Write out each line in which the string "data" is present.
··· RECORDS SHOWN
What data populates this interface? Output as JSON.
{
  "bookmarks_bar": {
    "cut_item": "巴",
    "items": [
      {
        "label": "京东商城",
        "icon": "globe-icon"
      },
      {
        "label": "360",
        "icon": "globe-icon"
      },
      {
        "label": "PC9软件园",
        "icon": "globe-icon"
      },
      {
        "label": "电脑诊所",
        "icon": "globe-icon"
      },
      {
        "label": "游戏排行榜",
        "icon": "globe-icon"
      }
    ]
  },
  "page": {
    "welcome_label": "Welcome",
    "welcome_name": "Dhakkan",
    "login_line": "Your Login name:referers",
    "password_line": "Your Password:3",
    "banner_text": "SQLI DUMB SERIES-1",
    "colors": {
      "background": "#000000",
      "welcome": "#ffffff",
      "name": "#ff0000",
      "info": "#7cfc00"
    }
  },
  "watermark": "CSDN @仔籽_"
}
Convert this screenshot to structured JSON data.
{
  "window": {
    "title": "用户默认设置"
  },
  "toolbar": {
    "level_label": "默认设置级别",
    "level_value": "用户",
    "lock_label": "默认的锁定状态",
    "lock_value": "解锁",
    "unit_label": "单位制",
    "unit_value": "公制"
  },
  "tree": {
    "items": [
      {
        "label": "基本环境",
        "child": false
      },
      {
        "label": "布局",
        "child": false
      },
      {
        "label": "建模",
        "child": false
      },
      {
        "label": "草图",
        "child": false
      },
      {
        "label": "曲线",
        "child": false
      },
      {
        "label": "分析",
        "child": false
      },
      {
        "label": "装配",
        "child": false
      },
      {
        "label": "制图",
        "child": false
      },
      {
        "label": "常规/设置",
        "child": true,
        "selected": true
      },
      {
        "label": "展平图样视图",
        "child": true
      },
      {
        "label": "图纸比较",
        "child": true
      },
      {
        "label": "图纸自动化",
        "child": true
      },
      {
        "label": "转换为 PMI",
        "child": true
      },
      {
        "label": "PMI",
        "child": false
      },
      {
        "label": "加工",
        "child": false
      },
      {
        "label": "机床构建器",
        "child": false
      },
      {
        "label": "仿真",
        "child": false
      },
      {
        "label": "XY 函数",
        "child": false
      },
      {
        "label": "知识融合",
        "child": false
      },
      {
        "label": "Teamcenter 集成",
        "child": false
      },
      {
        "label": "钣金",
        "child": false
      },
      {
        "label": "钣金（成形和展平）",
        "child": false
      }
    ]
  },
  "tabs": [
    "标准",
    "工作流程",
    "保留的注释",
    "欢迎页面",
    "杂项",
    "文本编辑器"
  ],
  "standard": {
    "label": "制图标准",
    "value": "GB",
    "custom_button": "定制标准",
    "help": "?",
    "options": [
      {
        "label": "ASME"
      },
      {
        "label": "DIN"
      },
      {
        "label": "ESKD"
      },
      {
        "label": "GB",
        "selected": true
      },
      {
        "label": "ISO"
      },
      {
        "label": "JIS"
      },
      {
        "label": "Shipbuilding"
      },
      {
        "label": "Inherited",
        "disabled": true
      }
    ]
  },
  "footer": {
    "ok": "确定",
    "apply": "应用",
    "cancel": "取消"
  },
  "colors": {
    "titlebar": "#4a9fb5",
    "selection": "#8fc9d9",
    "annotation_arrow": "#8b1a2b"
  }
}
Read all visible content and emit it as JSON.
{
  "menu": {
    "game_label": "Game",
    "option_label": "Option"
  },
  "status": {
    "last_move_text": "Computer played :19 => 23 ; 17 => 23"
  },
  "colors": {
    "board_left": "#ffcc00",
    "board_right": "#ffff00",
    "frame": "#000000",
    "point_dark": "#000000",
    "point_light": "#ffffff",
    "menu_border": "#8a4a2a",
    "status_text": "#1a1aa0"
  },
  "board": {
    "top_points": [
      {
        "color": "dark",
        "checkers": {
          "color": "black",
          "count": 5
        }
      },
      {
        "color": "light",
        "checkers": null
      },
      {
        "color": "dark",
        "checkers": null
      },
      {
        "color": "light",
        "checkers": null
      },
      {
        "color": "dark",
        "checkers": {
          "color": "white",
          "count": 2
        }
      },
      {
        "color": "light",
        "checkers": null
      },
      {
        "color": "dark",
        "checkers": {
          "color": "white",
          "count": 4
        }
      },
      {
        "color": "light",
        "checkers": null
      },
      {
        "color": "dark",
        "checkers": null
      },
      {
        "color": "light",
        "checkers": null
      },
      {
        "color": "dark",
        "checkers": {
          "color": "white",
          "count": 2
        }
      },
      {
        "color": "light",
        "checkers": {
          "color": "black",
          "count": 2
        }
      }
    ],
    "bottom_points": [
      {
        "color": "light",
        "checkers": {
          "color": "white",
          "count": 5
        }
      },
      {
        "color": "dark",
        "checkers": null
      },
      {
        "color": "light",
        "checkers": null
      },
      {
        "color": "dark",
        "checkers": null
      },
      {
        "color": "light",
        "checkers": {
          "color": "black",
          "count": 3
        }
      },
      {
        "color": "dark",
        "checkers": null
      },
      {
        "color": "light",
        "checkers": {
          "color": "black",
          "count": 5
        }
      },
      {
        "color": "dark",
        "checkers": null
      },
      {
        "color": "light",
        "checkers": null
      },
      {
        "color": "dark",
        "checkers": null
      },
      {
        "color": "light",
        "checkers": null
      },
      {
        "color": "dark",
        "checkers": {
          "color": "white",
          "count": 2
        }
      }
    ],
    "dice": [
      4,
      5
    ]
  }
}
······
EXPECTED OUTPUT -
What data populates this interface? Output as JSON.
Convert this screenshot to structured JSON data.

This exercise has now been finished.